**Written problem:** Below is a listing; write it out exactly and drop any images from it.

Entries from a dataset
============

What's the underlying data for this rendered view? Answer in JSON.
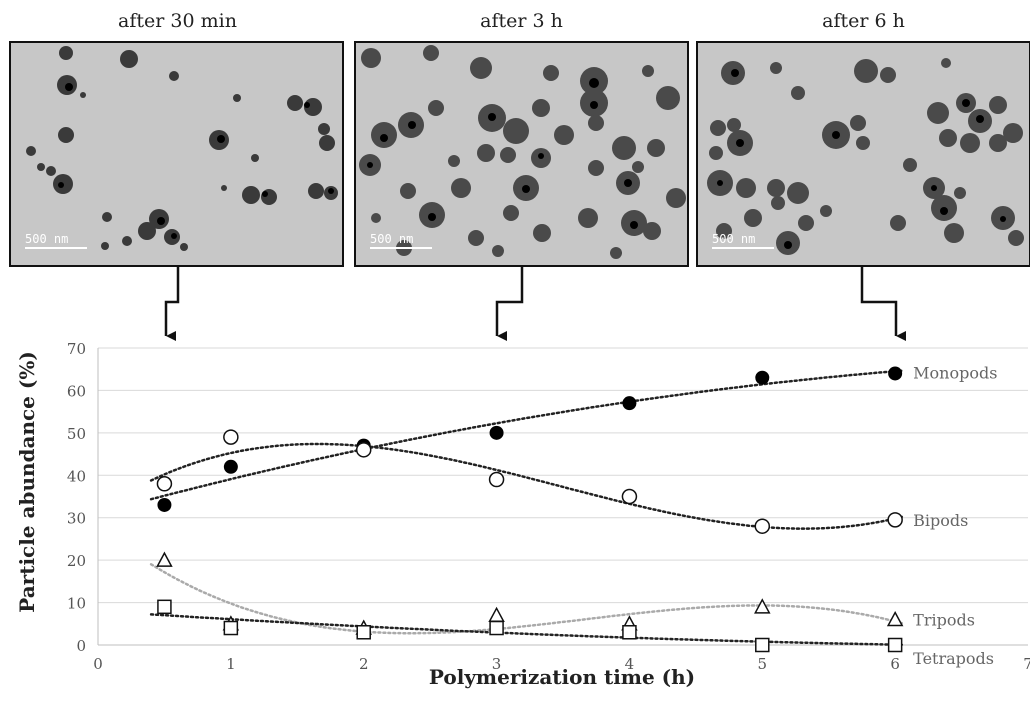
{
  "panels": [
    {
      "title": "after 30 min",
      "scale": "500 nm"
    },
    {
      "title": "after 3 h",
      "scale": "500 nm"
    },
    {
      "title": "after 6 h",
      "scale": "500 nm"
    }
  ],
  "chart_data": {
    "type": "scatter",
    "xlabel": "Polymerization time (h)",
    "ylabel": "Particle abundance (%)",
    "xlim": [
      0,
      7
    ],
    "ylim": [
      0,
      70
    ],
    "xticks": [
      0,
      1,
      2,
      3,
      4,
      5,
      6,
      7
    ],
    "yticks": [
      0,
      10,
      20,
      30,
      40,
      50,
      60,
      70
    ],
    "grid": "horizontal",
    "legend": "labels at right end of each series",
    "series": [
      {
        "name": "Monopods",
        "marker": "filled-circle",
        "x": [
          0.5,
          1,
          2,
          3,
          4,
          5,
          6
        ],
        "y": [
          33,
          42,
          47,
          50,
          57,
          63,
          64
        ]
      },
      {
        "name": "Bipods",
        "marker": "open-circle",
        "x": [
          0.5,
          1,
          2,
          3,
          4,
          5,
          6
        ],
        "y": [
          38,
          49,
          46,
          39,
          35,
          28,
          29.5
        ]
      },
      {
        "name": "Tripods",
        "marker": "open-triangle",
        "x": [
          0.5,
          1,
          2,
          3,
          4,
          5,
          6
        ],
        "y": [
          20,
          5,
          4,
          7,
          5,
          9,
          6
        ]
      },
      {
        "name": "Tetrapods",
        "marker": "open-square",
        "x": [
          0.5,
          1,
          2,
          3,
          4,
          5,
          6
        ],
        "y": [
          9,
          4,
          3,
          4,
          3,
          0,
          0
        ]
      }
    ]
  }
}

============

**In response:**
What's the underlying data for this rendered view? Answer in JSON.
{
  "panels": [
    {
      "title": "after 30 min",
      "scale": "500 nm"
    },
    {
      "title": "after 3 h",
      "scale": "500 nm"
    },
    {
      "title": "after 6 h",
      "scale": "500 nm"
    }
  ],
  "chart_data": {
    "type": "scatter",
    "xlabel": "Polymerization time (h)",
    "ylabel": "Particle abundance (%)",
    "xlim": [
      0,
      7
    ],
    "ylim": [
      0,
      70
    ],
    "xticks": [
      0,
      1,
      2,
      3,
      4,
      5,
      6,
      7
    ],
    "yticks": [
      0,
      10,
      20,
      30,
      40,
      50,
      60,
      70
    ],
    "grid": "horizontal",
    "legend": "labels at right end of each series",
    "series": [
      {
        "name": "Monopods",
        "marker": "filled-circle",
        "x": [
          0.5,
          1,
          2,
          3,
          4,
          5,
          6
        ],
        "y": [
          33,
          42,
          47,
          50,
          57,
          63,
          64
        ]
      },
      {
        "name": "Bipods",
        "marker": "open-circle",
        "x": [
          0.5,
          1,
          2,
          3,
          4,
          5,
          6
        ],
        "y": [
          38,
          49,
          46,
          39,
          35,
          28,
          29.5
        ]
      },
      {
        "name": "Tripods",
        "marker": "open-triangle",
        "x": [
          0.5,
          1,
          2,
          3,
          4,
          5,
          6
        ],
        "y": [
          20,
          5,
          4,
          7,
          5,
          9,
          6
        ]
      },
      {
        "name": "Tetrapods",
        "marker": "open-square",
        "x": [
          0.5,
          1,
          2,
          3,
          4,
          5,
          6
        ],
        "y": [
          9,
          4,
          3,
          4,
          3,
          0,
          0
        ]
      }
    ]
  }
}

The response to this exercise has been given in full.